▶ _Exercise directions_
Go through the data and copy every line exactly, but not the images.

-- Supplied entries start --

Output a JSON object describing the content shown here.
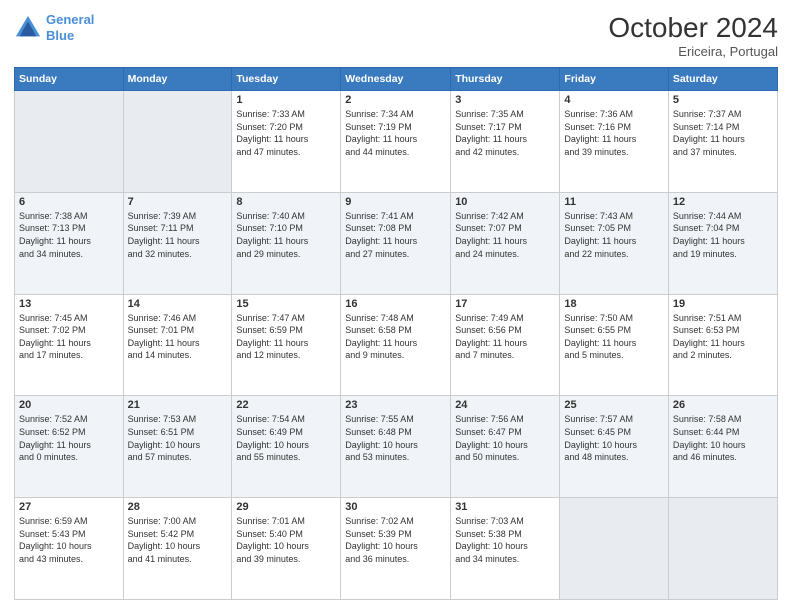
{
  "header": {
    "logo_line1": "General",
    "logo_line2": "Blue",
    "month_title": "October 2024",
    "location": "Ericeira, Portugal"
  },
  "days_of_week": [
    "Sunday",
    "Monday",
    "Tuesday",
    "Wednesday",
    "Thursday",
    "Friday",
    "Saturday"
  ],
  "weeks": [
    [
      {
        "day": "",
        "info": ""
      },
      {
        "day": "",
        "info": ""
      },
      {
        "day": "1",
        "info": "Sunrise: 7:33 AM\nSunset: 7:20 PM\nDaylight: 11 hours\nand 47 minutes."
      },
      {
        "day": "2",
        "info": "Sunrise: 7:34 AM\nSunset: 7:19 PM\nDaylight: 11 hours\nand 44 minutes."
      },
      {
        "day": "3",
        "info": "Sunrise: 7:35 AM\nSunset: 7:17 PM\nDaylight: 11 hours\nand 42 minutes."
      },
      {
        "day": "4",
        "info": "Sunrise: 7:36 AM\nSunset: 7:16 PM\nDaylight: 11 hours\nand 39 minutes."
      },
      {
        "day": "5",
        "info": "Sunrise: 7:37 AM\nSunset: 7:14 PM\nDaylight: 11 hours\nand 37 minutes."
      }
    ],
    [
      {
        "day": "6",
        "info": "Sunrise: 7:38 AM\nSunset: 7:13 PM\nDaylight: 11 hours\nand 34 minutes."
      },
      {
        "day": "7",
        "info": "Sunrise: 7:39 AM\nSunset: 7:11 PM\nDaylight: 11 hours\nand 32 minutes."
      },
      {
        "day": "8",
        "info": "Sunrise: 7:40 AM\nSunset: 7:10 PM\nDaylight: 11 hours\nand 29 minutes."
      },
      {
        "day": "9",
        "info": "Sunrise: 7:41 AM\nSunset: 7:08 PM\nDaylight: 11 hours\nand 27 minutes."
      },
      {
        "day": "10",
        "info": "Sunrise: 7:42 AM\nSunset: 7:07 PM\nDaylight: 11 hours\nand 24 minutes."
      },
      {
        "day": "11",
        "info": "Sunrise: 7:43 AM\nSunset: 7:05 PM\nDaylight: 11 hours\nand 22 minutes."
      },
      {
        "day": "12",
        "info": "Sunrise: 7:44 AM\nSunset: 7:04 PM\nDaylight: 11 hours\nand 19 minutes."
      }
    ],
    [
      {
        "day": "13",
        "info": "Sunrise: 7:45 AM\nSunset: 7:02 PM\nDaylight: 11 hours\nand 17 minutes."
      },
      {
        "day": "14",
        "info": "Sunrise: 7:46 AM\nSunset: 7:01 PM\nDaylight: 11 hours\nand 14 minutes."
      },
      {
        "day": "15",
        "info": "Sunrise: 7:47 AM\nSunset: 6:59 PM\nDaylight: 11 hours\nand 12 minutes."
      },
      {
        "day": "16",
        "info": "Sunrise: 7:48 AM\nSunset: 6:58 PM\nDaylight: 11 hours\nand 9 minutes."
      },
      {
        "day": "17",
        "info": "Sunrise: 7:49 AM\nSunset: 6:56 PM\nDaylight: 11 hours\nand 7 minutes."
      },
      {
        "day": "18",
        "info": "Sunrise: 7:50 AM\nSunset: 6:55 PM\nDaylight: 11 hours\nand 5 minutes."
      },
      {
        "day": "19",
        "info": "Sunrise: 7:51 AM\nSunset: 6:53 PM\nDaylight: 11 hours\nand 2 minutes."
      }
    ],
    [
      {
        "day": "20",
        "info": "Sunrise: 7:52 AM\nSunset: 6:52 PM\nDaylight: 11 hours\nand 0 minutes."
      },
      {
        "day": "21",
        "info": "Sunrise: 7:53 AM\nSunset: 6:51 PM\nDaylight: 10 hours\nand 57 minutes."
      },
      {
        "day": "22",
        "info": "Sunrise: 7:54 AM\nSunset: 6:49 PM\nDaylight: 10 hours\nand 55 minutes."
      },
      {
        "day": "23",
        "info": "Sunrise: 7:55 AM\nSunset: 6:48 PM\nDaylight: 10 hours\nand 53 minutes."
      },
      {
        "day": "24",
        "info": "Sunrise: 7:56 AM\nSunset: 6:47 PM\nDaylight: 10 hours\nand 50 minutes."
      },
      {
        "day": "25",
        "info": "Sunrise: 7:57 AM\nSunset: 6:45 PM\nDaylight: 10 hours\nand 48 minutes."
      },
      {
        "day": "26",
        "info": "Sunrise: 7:58 AM\nSunset: 6:44 PM\nDaylight: 10 hours\nand 46 minutes."
      }
    ],
    [
      {
        "day": "27",
        "info": "Sunrise: 6:59 AM\nSunset: 5:43 PM\nDaylight: 10 hours\nand 43 minutes."
      },
      {
        "day": "28",
        "info": "Sunrise: 7:00 AM\nSunset: 5:42 PM\nDaylight: 10 hours\nand 41 minutes."
      },
      {
        "day": "29",
        "info": "Sunrise: 7:01 AM\nSunset: 5:40 PM\nDaylight: 10 hours\nand 39 minutes."
      },
      {
        "day": "30",
        "info": "Sunrise: 7:02 AM\nSunset: 5:39 PM\nDaylight: 10 hours\nand 36 minutes."
      },
      {
        "day": "31",
        "info": "Sunrise: 7:03 AM\nSunset: 5:38 PM\nDaylight: 10 hours\nand 34 minutes."
      },
      {
        "day": "",
        "info": ""
      },
      {
        "day": "",
        "info": ""
      }
    ]
  ]
}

-- Supplied entries end --

▶ _Exercise result_
Output a JSON object describing the content shown here.
{
  "header": {
    "logo_line1": "General",
    "logo_line2": "Blue",
    "month_title": "October 2024",
    "location": "Ericeira, Portugal"
  },
  "days_of_week": [
    "Sunday",
    "Monday",
    "Tuesday",
    "Wednesday",
    "Thursday",
    "Friday",
    "Saturday"
  ],
  "weeks": [
    [
      {
        "day": "",
        "info": ""
      },
      {
        "day": "",
        "info": ""
      },
      {
        "day": "1",
        "info": "Sunrise: 7:33 AM\nSunset: 7:20 PM\nDaylight: 11 hours\nand 47 minutes."
      },
      {
        "day": "2",
        "info": "Sunrise: 7:34 AM\nSunset: 7:19 PM\nDaylight: 11 hours\nand 44 minutes."
      },
      {
        "day": "3",
        "info": "Sunrise: 7:35 AM\nSunset: 7:17 PM\nDaylight: 11 hours\nand 42 minutes."
      },
      {
        "day": "4",
        "info": "Sunrise: 7:36 AM\nSunset: 7:16 PM\nDaylight: 11 hours\nand 39 minutes."
      },
      {
        "day": "5",
        "info": "Sunrise: 7:37 AM\nSunset: 7:14 PM\nDaylight: 11 hours\nand 37 minutes."
      }
    ],
    [
      {
        "day": "6",
        "info": "Sunrise: 7:38 AM\nSunset: 7:13 PM\nDaylight: 11 hours\nand 34 minutes."
      },
      {
        "day": "7",
        "info": "Sunrise: 7:39 AM\nSunset: 7:11 PM\nDaylight: 11 hours\nand 32 minutes."
      },
      {
        "day": "8",
        "info": "Sunrise: 7:40 AM\nSunset: 7:10 PM\nDaylight: 11 hours\nand 29 minutes."
      },
      {
        "day": "9",
        "info": "Sunrise: 7:41 AM\nSunset: 7:08 PM\nDaylight: 11 hours\nand 27 minutes."
      },
      {
        "day": "10",
        "info": "Sunrise: 7:42 AM\nSunset: 7:07 PM\nDaylight: 11 hours\nand 24 minutes."
      },
      {
        "day": "11",
        "info": "Sunrise: 7:43 AM\nSunset: 7:05 PM\nDaylight: 11 hours\nand 22 minutes."
      },
      {
        "day": "12",
        "info": "Sunrise: 7:44 AM\nSunset: 7:04 PM\nDaylight: 11 hours\nand 19 minutes."
      }
    ],
    [
      {
        "day": "13",
        "info": "Sunrise: 7:45 AM\nSunset: 7:02 PM\nDaylight: 11 hours\nand 17 minutes."
      },
      {
        "day": "14",
        "info": "Sunrise: 7:46 AM\nSunset: 7:01 PM\nDaylight: 11 hours\nand 14 minutes."
      },
      {
        "day": "15",
        "info": "Sunrise: 7:47 AM\nSunset: 6:59 PM\nDaylight: 11 hours\nand 12 minutes."
      },
      {
        "day": "16",
        "info": "Sunrise: 7:48 AM\nSunset: 6:58 PM\nDaylight: 11 hours\nand 9 minutes."
      },
      {
        "day": "17",
        "info": "Sunrise: 7:49 AM\nSunset: 6:56 PM\nDaylight: 11 hours\nand 7 minutes."
      },
      {
        "day": "18",
        "info": "Sunrise: 7:50 AM\nSunset: 6:55 PM\nDaylight: 11 hours\nand 5 minutes."
      },
      {
        "day": "19",
        "info": "Sunrise: 7:51 AM\nSunset: 6:53 PM\nDaylight: 11 hours\nand 2 minutes."
      }
    ],
    [
      {
        "day": "20",
        "info": "Sunrise: 7:52 AM\nSunset: 6:52 PM\nDaylight: 11 hours\nand 0 minutes."
      },
      {
        "day": "21",
        "info": "Sunrise: 7:53 AM\nSunset: 6:51 PM\nDaylight: 10 hours\nand 57 minutes."
      },
      {
        "day": "22",
        "info": "Sunrise: 7:54 AM\nSunset: 6:49 PM\nDaylight: 10 hours\nand 55 minutes."
      },
      {
        "day": "23",
        "info": "Sunrise: 7:55 AM\nSunset: 6:48 PM\nDaylight: 10 hours\nand 53 minutes."
      },
      {
        "day": "24",
        "info": "Sunrise: 7:56 AM\nSunset: 6:47 PM\nDaylight: 10 hours\nand 50 minutes."
      },
      {
        "day": "25",
        "info": "Sunrise: 7:57 AM\nSunset: 6:45 PM\nDaylight: 10 hours\nand 48 minutes."
      },
      {
        "day": "26",
        "info": "Sunrise: 7:58 AM\nSunset: 6:44 PM\nDaylight: 10 hours\nand 46 minutes."
      }
    ],
    [
      {
        "day": "27",
        "info": "Sunrise: 6:59 AM\nSunset: 5:43 PM\nDaylight: 10 hours\nand 43 minutes."
      },
      {
        "day": "28",
        "info": "Sunrise: 7:00 AM\nSunset: 5:42 PM\nDaylight: 10 hours\nand 41 minutes."
      },
      {
        "day": "29",
        "info": "Sunrise: 7:01 AM\nSunset: 5:40 PM\nDaylight: 10 hours\nand 39 minutes."
      },
      {
        "day": "30",
        "info": "Sunrise: 7:02 AM\nSunset: 5:39 PM\nDaylight: 10 hours\nand 36 minutes."
      },
      {
        "day": "31",
        "info": "Sunrise: 7:03 AM\nSunset: 5:38 PM\nDaylight: 10 hours\nand 34 minutes."
      },
      {
        "day": "",
        "info": ""
      },
      {
        "day": "",
        "info": ""
      }
    ]
  ]
}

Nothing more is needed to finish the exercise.